§ **Extract provided**:
Right, so if we think back there are these moments in movies where you come upon an awesome sight, like the world of the Avatar people or the roof-tops of a great city like London when Peter Pan flies out at us, or when we first see the giant panorama of a new city in The Game Of Thrones …so there are these moments of awe that storytellers tend to put in to a story?
Yeah. And I was curious why we were doing that? Talking to different artists over the years and myself as an artist, I've found people who have different levels of comfort with how much they want to talk about the conscious act of producing art, like some people seem to be made really uncomfortable by talking about having almost mechanical tricks to producing something creative.
Because it feels more contrived if you've manufactured it?
Yeah, a lot of artists seem to be concerned with creative spontaneity and regard it as this thing that's hard to articulate, and it's almost a little bit ephemeral and hard to grasp. But it seems to me that some directors and storytellers are instinctively using awe at specific times in a story arc, and I’m curious why. The first step in that process for me was understanding what awe is as an emotion and that led to some research that defines it as something you experience when you encounter something that's both vast and novel. That value doesn't have to just be spatial vastness, like with the Grand Canyon or something like that. It could also be the vastness of somebody's talent, the vastness of time – something so vast it exceeds perceptual limit. Like I remember feeling it when I saw the Sagrada Familia in Barcelona, and it was both huge. And also, I was just overwhelmed by the amount of time that went into constructing that human effort. And then also novel, I mean, if you're seeing the Grand Canyon every day, you're probably not going to feel, awe every time.

§ **Rows**:

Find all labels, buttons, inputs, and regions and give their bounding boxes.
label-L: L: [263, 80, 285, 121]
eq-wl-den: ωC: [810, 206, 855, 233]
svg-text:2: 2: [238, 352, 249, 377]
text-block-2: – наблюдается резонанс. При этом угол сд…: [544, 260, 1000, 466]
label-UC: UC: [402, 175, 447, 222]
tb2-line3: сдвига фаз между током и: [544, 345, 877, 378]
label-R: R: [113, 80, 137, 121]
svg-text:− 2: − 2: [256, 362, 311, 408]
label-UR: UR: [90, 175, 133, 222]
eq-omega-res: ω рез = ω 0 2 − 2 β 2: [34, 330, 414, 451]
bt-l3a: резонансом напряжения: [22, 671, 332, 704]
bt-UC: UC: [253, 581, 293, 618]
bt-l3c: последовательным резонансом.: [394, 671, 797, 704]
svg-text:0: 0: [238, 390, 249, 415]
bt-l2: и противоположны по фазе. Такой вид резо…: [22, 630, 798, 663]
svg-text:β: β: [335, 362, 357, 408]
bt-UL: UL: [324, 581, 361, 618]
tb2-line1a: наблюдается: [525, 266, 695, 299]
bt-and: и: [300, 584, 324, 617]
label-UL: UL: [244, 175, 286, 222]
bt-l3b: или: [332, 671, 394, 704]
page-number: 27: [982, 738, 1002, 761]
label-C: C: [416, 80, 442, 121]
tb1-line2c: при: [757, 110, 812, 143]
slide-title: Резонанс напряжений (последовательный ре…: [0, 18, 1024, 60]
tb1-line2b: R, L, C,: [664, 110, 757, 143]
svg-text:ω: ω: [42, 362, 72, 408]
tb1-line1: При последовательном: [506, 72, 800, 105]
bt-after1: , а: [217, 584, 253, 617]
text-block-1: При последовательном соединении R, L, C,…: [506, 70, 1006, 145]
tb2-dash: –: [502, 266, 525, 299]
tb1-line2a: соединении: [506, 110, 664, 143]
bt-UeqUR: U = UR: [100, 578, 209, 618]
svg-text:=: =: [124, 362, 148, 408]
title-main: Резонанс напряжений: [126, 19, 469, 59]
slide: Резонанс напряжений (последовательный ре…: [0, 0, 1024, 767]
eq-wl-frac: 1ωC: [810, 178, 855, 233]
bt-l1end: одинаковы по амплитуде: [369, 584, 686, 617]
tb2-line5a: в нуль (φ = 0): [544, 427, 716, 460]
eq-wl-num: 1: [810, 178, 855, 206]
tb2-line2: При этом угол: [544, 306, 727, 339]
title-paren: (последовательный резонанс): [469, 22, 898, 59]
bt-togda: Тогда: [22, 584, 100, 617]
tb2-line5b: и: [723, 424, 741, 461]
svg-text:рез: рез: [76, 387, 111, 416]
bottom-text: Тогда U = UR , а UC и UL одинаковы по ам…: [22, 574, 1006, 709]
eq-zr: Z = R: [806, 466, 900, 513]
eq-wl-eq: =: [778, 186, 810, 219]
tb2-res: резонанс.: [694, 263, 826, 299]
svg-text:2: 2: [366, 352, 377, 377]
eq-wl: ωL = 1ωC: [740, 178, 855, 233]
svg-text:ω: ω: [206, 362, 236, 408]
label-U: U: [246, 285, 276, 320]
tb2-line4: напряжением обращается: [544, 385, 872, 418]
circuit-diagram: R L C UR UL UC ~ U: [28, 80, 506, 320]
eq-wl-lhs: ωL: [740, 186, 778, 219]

§ **Written request 1**:
Answer these about the interview on awe:
(a) Which character flies out over the rooftops of London?
(b) According to the research mentioned, awe comes from meeting something that is both what and what?
(c) Which building in Barcelona does the speaker recall?
§ **Written request 2**: Quote the stretch of the interview on awe from "Yeah. And I" through "you've manufactured it?".
The items are separate material, apart from the interview on awe.

§ **Correct result 1**:
(a) Peter Pan
(b) Vast and novel
(c) The Sagrada Familia

§ **Correct result 2**:
Yeah. And I was curious why we were doing that? Talking to different artists over the years and myself as an artist, I've found people who have different levels of comfort with how much they want to talk about the conscious act of producing art, like some people seem to be made really uncomfortable by talking about having almost mechanical tricks to producing something creative.
Because it feels more contrived if you've manufactured it?